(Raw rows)
* BEGIN *
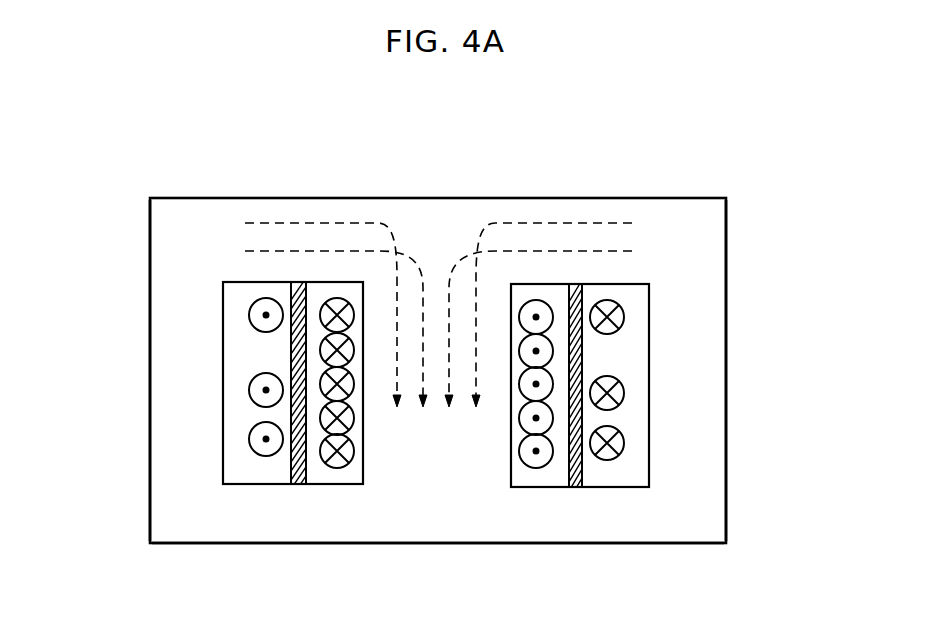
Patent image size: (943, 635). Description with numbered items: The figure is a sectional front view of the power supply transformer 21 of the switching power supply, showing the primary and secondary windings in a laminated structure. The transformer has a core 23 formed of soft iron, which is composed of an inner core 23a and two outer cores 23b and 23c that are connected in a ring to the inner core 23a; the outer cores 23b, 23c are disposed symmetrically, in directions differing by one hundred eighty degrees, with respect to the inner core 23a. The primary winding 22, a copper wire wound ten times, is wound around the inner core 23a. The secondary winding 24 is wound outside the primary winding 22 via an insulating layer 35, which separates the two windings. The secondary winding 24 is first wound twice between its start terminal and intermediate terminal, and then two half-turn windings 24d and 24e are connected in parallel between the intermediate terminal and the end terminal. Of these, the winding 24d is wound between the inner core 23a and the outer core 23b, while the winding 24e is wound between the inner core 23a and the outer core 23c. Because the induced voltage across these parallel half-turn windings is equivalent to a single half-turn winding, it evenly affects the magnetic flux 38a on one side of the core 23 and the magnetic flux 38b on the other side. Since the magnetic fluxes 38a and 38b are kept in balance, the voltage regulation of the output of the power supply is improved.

The power supply transformer 21 is at (403, 190).
The primary winding 22 is at (347, 420).
The core 23 is at (483, 198).
The inner core 23a is at (440, 448).
The outer core 23b is at (165, 349).
The outer core 23c is at (713, 463).
The secondary winding 24 is at (233, 380).
The 0.5-turn winding 24d is at (250, 313).
The 0.5-turn winding 24e is at (617, 316).
The insulating layer 35 is at (297, 485).
The magnetic flux 38a is at (270, 233).
The magnetic flux 38b is at (578, 230).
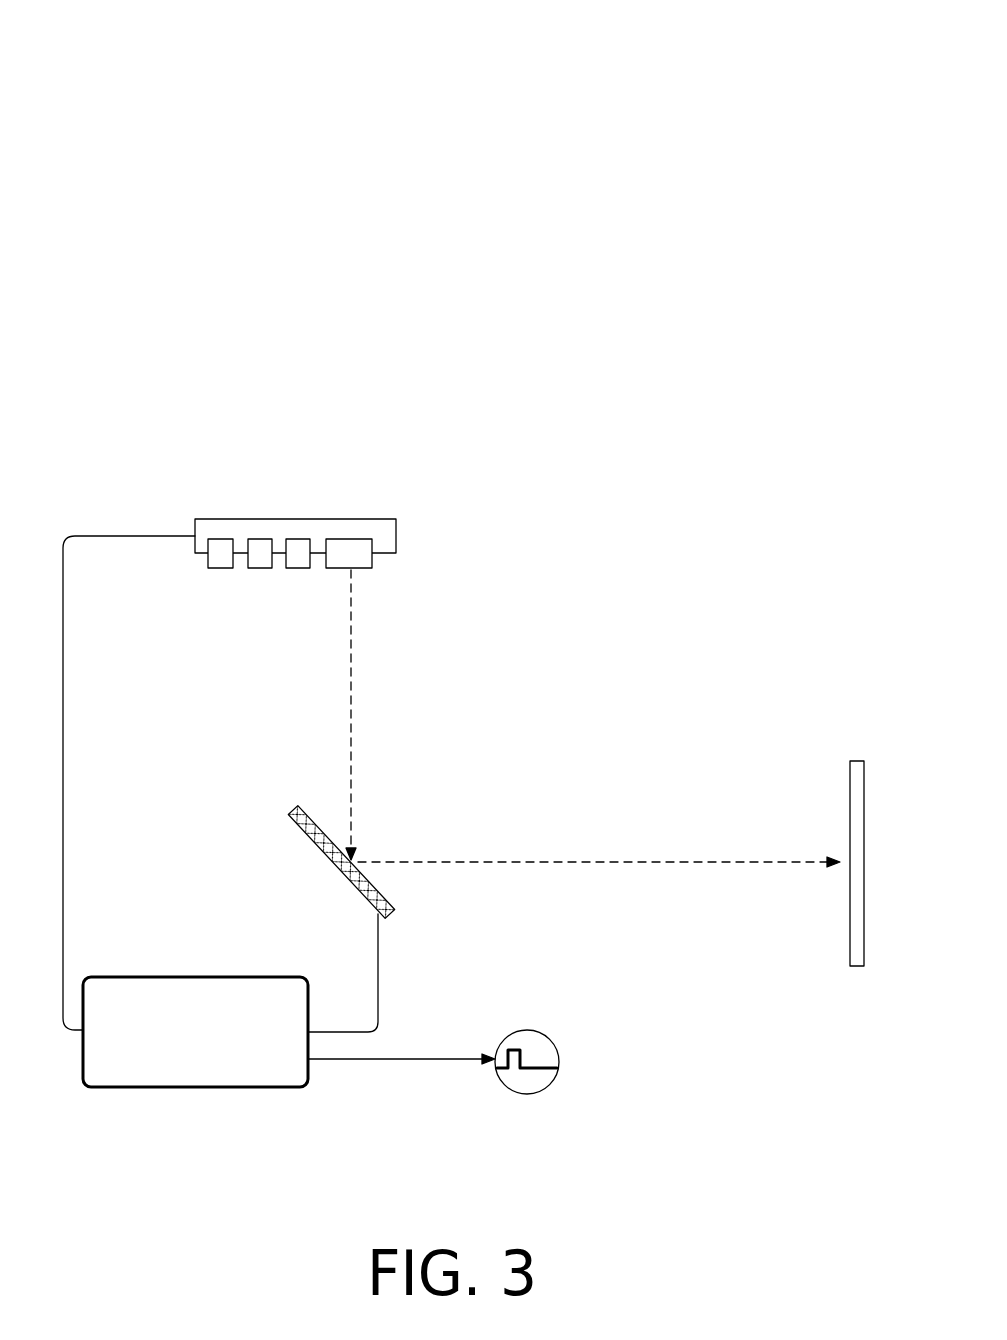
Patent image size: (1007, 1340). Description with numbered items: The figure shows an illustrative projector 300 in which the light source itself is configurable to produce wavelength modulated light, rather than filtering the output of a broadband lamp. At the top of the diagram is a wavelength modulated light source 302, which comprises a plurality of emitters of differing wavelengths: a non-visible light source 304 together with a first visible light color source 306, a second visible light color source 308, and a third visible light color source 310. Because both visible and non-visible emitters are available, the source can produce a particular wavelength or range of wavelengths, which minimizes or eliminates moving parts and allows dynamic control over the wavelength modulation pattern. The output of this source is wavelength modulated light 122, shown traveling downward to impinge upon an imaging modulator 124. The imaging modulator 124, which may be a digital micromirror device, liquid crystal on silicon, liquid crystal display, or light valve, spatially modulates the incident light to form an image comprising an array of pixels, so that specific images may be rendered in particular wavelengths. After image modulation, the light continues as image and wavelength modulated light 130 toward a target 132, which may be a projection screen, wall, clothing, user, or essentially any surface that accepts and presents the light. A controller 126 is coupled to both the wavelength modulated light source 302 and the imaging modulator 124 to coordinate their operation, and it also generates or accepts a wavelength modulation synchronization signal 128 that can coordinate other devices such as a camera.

The projector 300 is at (754, 38).
The wavelength modulated light source 302 is at (397, 531).
The non-visible light source 304 is at (366, 561).
The first visible light color source 306 is at (300, 538).
The second visible light color source 308 is at (260, 538).
The third visible light color source 310 is at (220, 538).
The wavelength modulated light 122 is at (435, 715).
The imaging modulator 124 is at (335, 862).
The controller 126 is at (178, 1056).
The wavelength modulation synchronization signal 128 is at (460, 1127).
The image and wavelength modulated light 130 is at (599, 898).
The target 132 is at (857, 787).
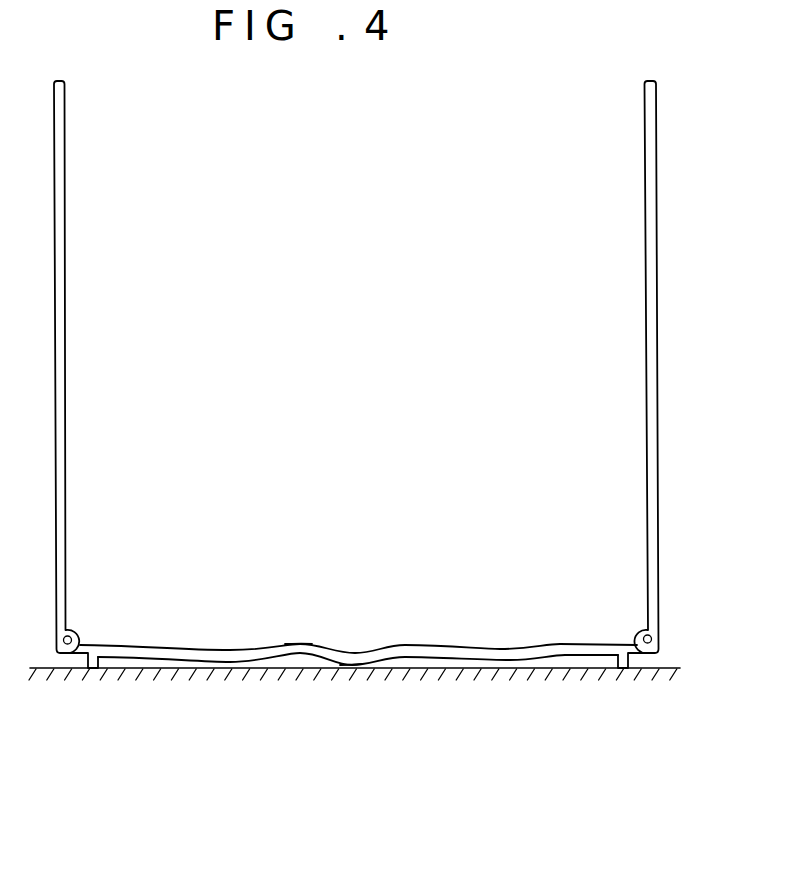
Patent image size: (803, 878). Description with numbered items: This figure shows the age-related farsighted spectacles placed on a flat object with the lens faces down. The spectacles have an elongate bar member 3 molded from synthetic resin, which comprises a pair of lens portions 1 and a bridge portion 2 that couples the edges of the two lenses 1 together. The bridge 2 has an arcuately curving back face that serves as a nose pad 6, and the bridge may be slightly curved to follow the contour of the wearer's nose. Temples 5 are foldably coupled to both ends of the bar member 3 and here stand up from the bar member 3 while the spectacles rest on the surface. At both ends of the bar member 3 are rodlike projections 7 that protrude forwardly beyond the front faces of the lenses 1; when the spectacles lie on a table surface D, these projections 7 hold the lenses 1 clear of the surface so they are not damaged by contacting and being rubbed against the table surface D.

The lens portion 1 is at (242, 656).
The bridge portion 2 is at (355, 658).
The bar member 3 is at (299, 634).
The temple 5 is at (65, 354).
The nose pad 6 is at (373, 652).
The rodlike projection 7 is at (104, 670).
The table surface D is at (667, 668).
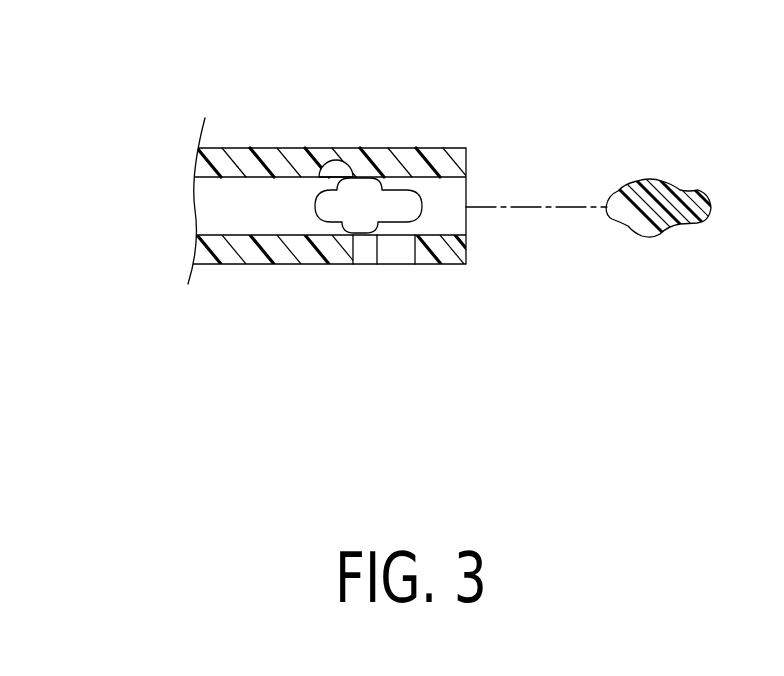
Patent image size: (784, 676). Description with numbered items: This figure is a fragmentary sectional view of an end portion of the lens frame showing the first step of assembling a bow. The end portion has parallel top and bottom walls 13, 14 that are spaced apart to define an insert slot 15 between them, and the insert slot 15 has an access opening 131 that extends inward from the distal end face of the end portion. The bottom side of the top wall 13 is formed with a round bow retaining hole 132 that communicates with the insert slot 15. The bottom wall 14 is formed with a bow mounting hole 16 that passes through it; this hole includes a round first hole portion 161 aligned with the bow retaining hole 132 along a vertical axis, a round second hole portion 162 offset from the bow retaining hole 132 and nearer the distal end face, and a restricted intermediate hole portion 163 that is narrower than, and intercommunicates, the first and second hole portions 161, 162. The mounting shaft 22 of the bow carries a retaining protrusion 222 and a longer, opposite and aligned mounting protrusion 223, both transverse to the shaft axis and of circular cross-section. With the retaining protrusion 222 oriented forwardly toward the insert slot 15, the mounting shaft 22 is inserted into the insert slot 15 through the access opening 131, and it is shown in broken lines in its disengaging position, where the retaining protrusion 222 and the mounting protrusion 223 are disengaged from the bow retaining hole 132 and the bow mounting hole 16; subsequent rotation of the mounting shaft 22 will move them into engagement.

The top wall 13 is at (382, 156).
The access opening 131 is at (468, 188).
The bow retaining hole 132 is at (366, 197).
The bottom wall 14 is at (427, 265).
The insert slot 15 is at (260, 198).
The bow mounting hole 16 is at (337, 265).
The first hole portion 161 is at (333, 247).
The second hole portion 162 is at (393, 265).
The intermediate hole portion 163 is at (367, 265).
The mounting shaft 22 is at (357, 178).
The retaining protrusion 222 is at (613, 197).
The mounting protrusion 223 is at (702, 223).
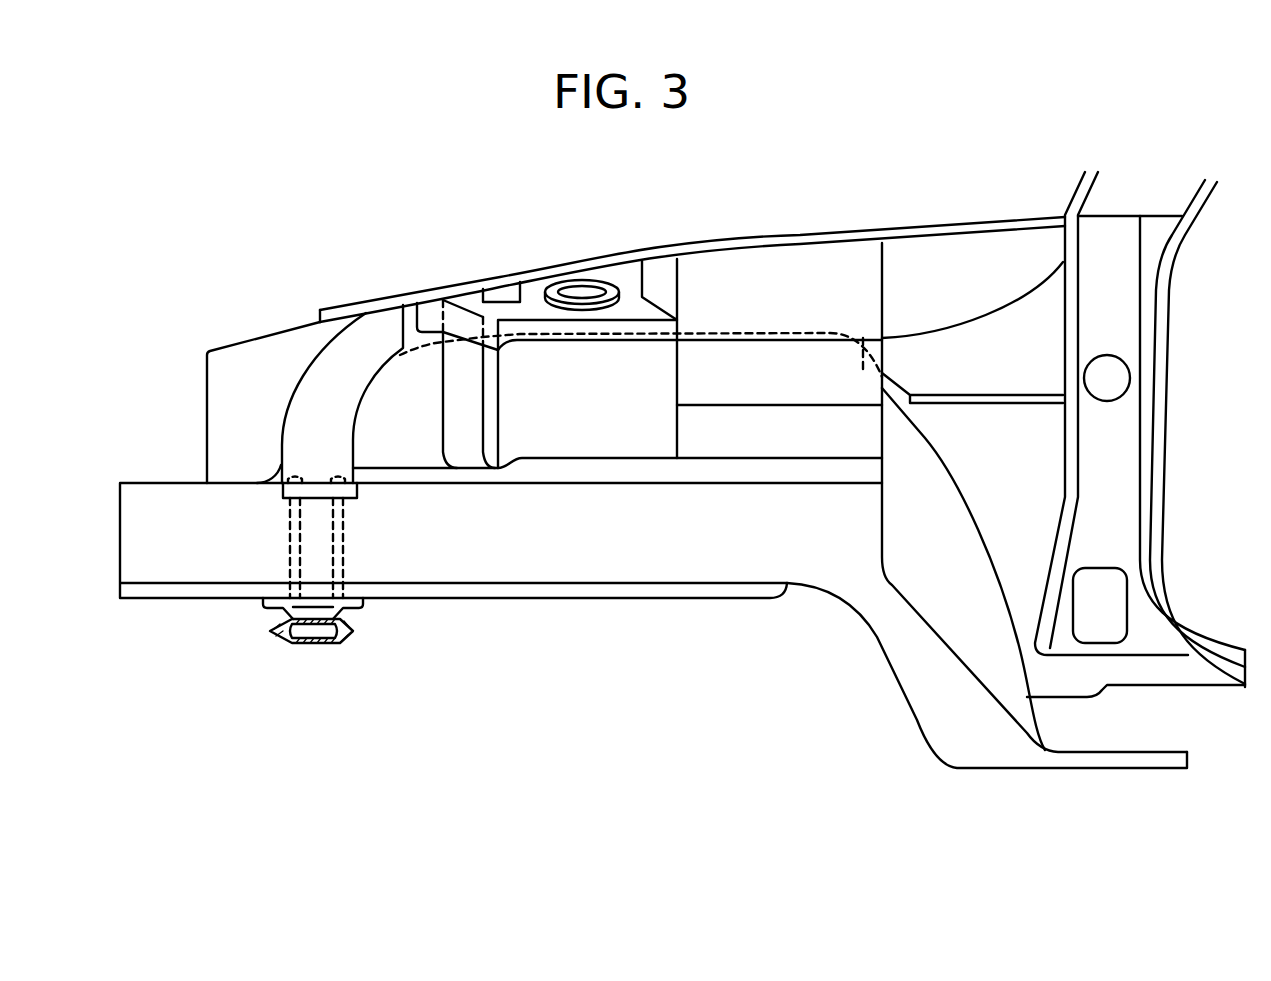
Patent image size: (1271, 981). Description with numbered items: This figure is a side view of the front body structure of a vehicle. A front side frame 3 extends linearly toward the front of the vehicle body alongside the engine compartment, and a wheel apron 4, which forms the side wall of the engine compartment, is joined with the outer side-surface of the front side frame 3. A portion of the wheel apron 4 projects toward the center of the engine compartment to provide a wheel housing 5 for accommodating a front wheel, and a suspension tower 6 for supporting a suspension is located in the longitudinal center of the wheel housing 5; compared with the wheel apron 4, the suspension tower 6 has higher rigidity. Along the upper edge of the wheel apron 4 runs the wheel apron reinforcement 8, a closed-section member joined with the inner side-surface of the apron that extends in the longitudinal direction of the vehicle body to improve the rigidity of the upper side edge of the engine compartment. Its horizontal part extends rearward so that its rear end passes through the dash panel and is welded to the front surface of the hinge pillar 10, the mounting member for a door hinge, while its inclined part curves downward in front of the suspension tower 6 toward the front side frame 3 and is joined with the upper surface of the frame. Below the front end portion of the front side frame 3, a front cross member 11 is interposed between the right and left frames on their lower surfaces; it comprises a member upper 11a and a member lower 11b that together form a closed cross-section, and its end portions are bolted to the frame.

The front side frame 3 is at (158, 475).
The wheel apron 4 is at (777, 290).
The wheel housing 5 is at (413, 393).
The suspension tower 6 is at (685, 297).
The wheel apron reinforcement 8 is at (829, 236).
The hinge pillar 10 is at (1100, 202).
The front cross member 11 is at (320, 604).
The member upper 11a is at (357, 619).
The member lower 11b is at (341, 656).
* END *
- Work to complete: Copy every row above word for word, leaving out the pictures.

- The reply:
Patent image size: (943, 635). Description with numbered items: The figure is a sectional front view of the power supply transformer 21 of the switching power supply, showing the primary and secondary windings in a laminated structure. The transformer has a core 23 formed of soft iron, which is composed of an inner core 23a and two outer cores 23b and 23c that are connected in a ring to the inner core 23a; the outer cores 23b, 23c are disposed symmetrically, in directions differing by one hundred eighty degrees, with respect to the inner core 23a. The primary winding 22, a copper wire wound ten times, is wound around the inner core 23a. The secondary winding 24 is wound outside the primary winding 22 via an insulating layer 35, which separates the two windings. The secondary winding 24 is first wound twice between its start terminal and intermediate terminal, and then two half-turn windings 24d and 24e are connected in parallel between the intermediate terminal and the end terminal. Of these, the winding 24d is wound between the inner core 23a and the outer core 23b, while the winding 24e is wound between the inner core 23a and the outer core 23c. Because the induced voltage across these parallel half-turn windings is equivalent to a single half-turn winding, it evenly affects the magnetic flux 38a on one side of the core 23 and the magnetic flux 38b on the other side. Since the magnetic fluxes 38a and 38b are kept in balance, the voltage regulation of the output of the power supply is improved.

The power supply transformer 21 is at (403, 190).
The primary winding 22 is at (347, 420).
The core 23 is at (483, 198).
The inner core 23a is at (440, 448).
The outer core 23b is at (165, 349).
The outer core 23c is at (713, 463).
The secondary winding 24 is at (233, 380).
The 0.5-turn winding 24d is at (250, 313).
The 0.5-turn winding 24e is at (617, 316).
The insulating layer 35 is at (297, 485).
The magnetic flux 38a is at (270, 233).
The magnetic flux 38b is at (578, 230).
Patent image size: (1007, 1340). Description with numbered items: The figure shows an illustrative projector 300 in which the light source itself is configurable to produce wavelength modulated light, rather than filtering the output of a broadband lamp. At the top of the diagram is a wavelength modulated light source 302, which comprises a plurality of emitters of differing wavelengths: a non-visible light source 304 together with a first visible light color source 306, a second visible light color source 308, and a third visible light color source 310. Because both visible and non-visible emitters are available, the source can produce a particular wavelength or range of wavelengths, which minimizes or eliminates moving parts and allows dynamic control over the wavelength modulation pattern. The output of this source is wavelength modulated light 122, shown traveling downward to impinge upon an imaging modulator 124. The imaging modulator 124, which may be a digital micromirror device, liquid crystal on silicon, liquid crystal display, or light valve, spatially modulates the incident light to form an image comprising an array of pixels, so that specific images may be rendered in particular wavelengths. After image modulation, the light continues as image and wavelength modulated light 130 toward a target 132, which may be a projection screen, wall, clothing, user, or essentially any surface that accepts and presents the light. A controller 126 is coupled to both the wavelength modulated light source 302 and the imaging modulator 124 to coordinate their operation, and it also generates or accepts a wavelength modulation synchronization signal 128 that can coordinate other devices such as a camera.

The projector 300 is at (754, 38).
The wavelength modulated light source 302 is at (397, 531).
The non-visible light source 304 is at (366, 561).
The first visible light color source 306 is at (300, 538).
The second visible light color source 308 is at (260, 538).
The third visible light color source 310 is at (220, 538).
The wavelength modulated light 122 is at (435, 715).
The imaging modulator 124 is at (335, 862).
The controller 126 is at (178, 1056).
The wavelength modulation synchronization signal 128 is at (460, 1127).
The image and wavelength modulated light 130 is at (599, 898).
The target 132 is at (857, 787).
Patent image size: (803, 878). Description with numbered items: This figure shows the age-related farsighted spectacles placed on a flat object with the lens faces down. The spectacles have an elongate bar member 3 molded from synthetic resin, which comprises a pair of lens portions 1 and a bridge portion 2 that couples the edges of the two lenses 1 together. The bridge 2 has an arcuately curving back face that serves as a nose pad 6, and the bridge may be slightly curved to follow the contour of the wearer's nose. Temples 5 are foldably coupled to both ends of the bar member 3 and here stand up from the bar member 3 while the spectacles rest on the surface. At both ends of the bar member 3 are rodlike projections 7 that protrude forwardly beyond the front faces of the lenses 1; when the spectacles lie on a table surface D, these projections 7 hold the lenses 1 clear of the surface so they are not damaged by contacting and being rubbed against the table surface D.

The lens portion 1 is at (242, 656).
The bridge portion 2 is at (355, 658).
The bar member 3 is at (299, 634).
The temple 5 is at (65, 354).
The nose pad 6 is at (373, 652).
The rodlike projection 7 is at (104, 670).
The table surface D is at (667, 668).
Patent image size: (784, 676). Description with numbered items: This figure is a fragmentary sectional view of an end portion of the lens frame showing the first step of assembling a bow. The end portion has parallel top and bottom walls 13, 14 that are spaced apart to define an insert slot 15 between them, and the insert slot 15 has an access opening 131 that extends inward from the distal end face of the end portion. The bottom side of the top wall 13 is formed with a round bow retaining hole 132 that communicates with the insert slot 15. The bottom wall 14 is formed with a bow mounting hole 16 that passes through it; this hole includes a round first hole portion 161 aligned with the bow retaining hole 132 along a vertical axis, a round second hole portion 162 offset from the bow retaining hole 132 and nearer the distal end face, and a restricted intermediate hole portion 163 that is narrower than, and intercommunicates, the first and second hole portions 161, 162. The mounting shaft 22 of the bow carries a retaining protrusion 222 and a longer, opposite and aligned mounting protrusion 223, both transverse to the shaft axis and of circular cross-section. With the retaining protrusion 222 oriented forwardly toward the insert slot 15, the mounting shaft 22 is inserted into the insert slot 15 through the access opening 131, and it is shown in broken lines in its disengaging position, where the retaining protrusion 222 and the mounting protrusion 223 are disengaged from the bow retaining hole 132 and the bow mounting hole 16; subsequent rotation of the mounting shaft 22 will move them into engagement.

The top wall 13 is at (382, 156).
The access opening 131 is at (468, 188).
The bow retaining hole 132 is at (366, 197).
The bottom wall 14 is at (427, 265).
The insert slot 15 is at (260, 198).
The bow mounting hole 16 is at (337, 265).
The first hole portion 161 is at (333, 247).
The second hole portion 162 is at (393, 265).
The intermediate hole portion 163 is at (367, 265).
The mounting shaft 22 is at (357, 178).
The retaining protrusion 222 is at (613, 197).
The mounting protrusion 223 is at (702, 223).
Patent image size: (1271, 981). Description with numbered items: This figure is a side view of the front body structure of a vehicle. A front side frame 3 extends linearly toward the front of the vehicle body alongside the engine compartment, and a wheel apron 4, which forms the side wall of the engine compartment, is joined with the outer side-surface of the front side frame 3. A portion of the wheel apron 4 projects toward the center of the engine compartment to provide a wheel housing 5 for accommodating a front wheel, and a suspension tower 6 for supporting a suspension is located in the longitudinal center of the wheel housing 5; compared with the wheel apron 4, the suspension tower 6 has higher rigidity. Along the upper edge of the wheel apron 4 runs the wheel apron reinforcement 8, a closed-section member joined with the inner side-surface of the apron that extends in the longitudinal direction of the vehicle body to improve the rigidity of the upper side edge of the engine compartment. Its horizontal part extends rearward so that its rear end passes through the dash panel and is welded to the front surface of the hinge pillar 10, the mounting member for a door hinge, while its inclined part curves downward in front of the suspension tower 6 toward the front side frame 3 and is joined with the upper surface of the frame. Below the front end portion of the front side frame 3, a front cross member 11 is interposed between the right and left frames on their lower surfaces; it comprises a member upper 11a and a member lower 11b that together form a closed cross-section, and its end portions are bolted to the frame.

The front side frame 3 is at (158, 475).
The wheel apron 4 is at (777, 290).
The wheel housing 5 is at (413, 393).
The suspension tower 6 is at (685, 297).
The wheel apron reinforcement 8 is at (829, 236).
The hinge pillar 10 is at (1100, 202).
The front cross member 11 is at (320, 604).
The member upper 11a is at (357, 619).
The member lower 11b is at (341, 656).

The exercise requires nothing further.